- **WRITTEN PROBLEM**
Retype the listing that follows, exactly as written.

- **SUPPLIED ENTRIES**
● ● ● ● ●
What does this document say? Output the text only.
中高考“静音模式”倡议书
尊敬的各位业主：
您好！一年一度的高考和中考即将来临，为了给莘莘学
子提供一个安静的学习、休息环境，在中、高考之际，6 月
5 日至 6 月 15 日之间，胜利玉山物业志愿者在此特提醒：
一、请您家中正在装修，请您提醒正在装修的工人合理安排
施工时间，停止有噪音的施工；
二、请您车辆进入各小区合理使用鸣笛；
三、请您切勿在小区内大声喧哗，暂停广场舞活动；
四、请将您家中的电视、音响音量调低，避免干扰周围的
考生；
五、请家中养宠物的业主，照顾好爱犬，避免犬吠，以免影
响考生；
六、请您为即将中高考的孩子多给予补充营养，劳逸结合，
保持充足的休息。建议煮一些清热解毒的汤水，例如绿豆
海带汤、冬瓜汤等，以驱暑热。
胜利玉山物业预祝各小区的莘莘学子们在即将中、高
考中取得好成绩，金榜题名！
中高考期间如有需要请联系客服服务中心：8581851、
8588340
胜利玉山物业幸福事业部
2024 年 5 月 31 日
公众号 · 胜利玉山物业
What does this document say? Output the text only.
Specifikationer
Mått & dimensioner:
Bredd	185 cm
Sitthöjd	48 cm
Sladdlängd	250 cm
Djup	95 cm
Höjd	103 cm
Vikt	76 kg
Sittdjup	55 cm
● ● ● ● ●
- **EXPECTED ANSWER**
What does this document say? Output the text only.
中高考“静音模式”倡议书
尊敬的各位业主：
您好！一年一度的高考和中考即将来临，为了给莘莘学
子提供一个安静的学习、休息环境，在中、高考之际，6 月
5 日至 6 月 15 日之间，胜利玉山物业志愿者在此特提醒：
一、请您家中正在装修，请您提醒正在装修的工人合理安排
施工时间，停止有噪音的施工；
二、请您车辆进入各小区合理使用鸣笛；
三、请您切勿在小区内大声喧哗，暂停广场舞活动；
四、请将您家中的电视、音响音量调低，避免干扰周围的
考生；
五、请家中养宠物的业主，照顾好爱犬，避免犬吠，以免影
响考生；
六、请您为即将中高考的孩子多给予补充营养，劳逸结合，
保持充足的休息。建议煮一些清热解毒的汤水，例如绿豆
海带汤、冬瓜汤等，以驱暑热。
胜利玉山物业预祝各小区的莘莘学子们在即将中、高
考中取得好成绩，金榜题名！
中高考期间如有需要请联系客服服务中心：8581851、
8588340
胜利玉山物业幸福事业部
2024 年 5 月 31 日
公众号 · 胜利玉山物业
What does this document say? Output the text only.
Specifikationer
Mått & dimensioner:
Bredd	185 cm
Sitthöjd	48 cm
Sladdlängd	250 cm
Djup	95 cm
Höjd	103 cm
Vikt	76 kg
Sittdjup	55 cm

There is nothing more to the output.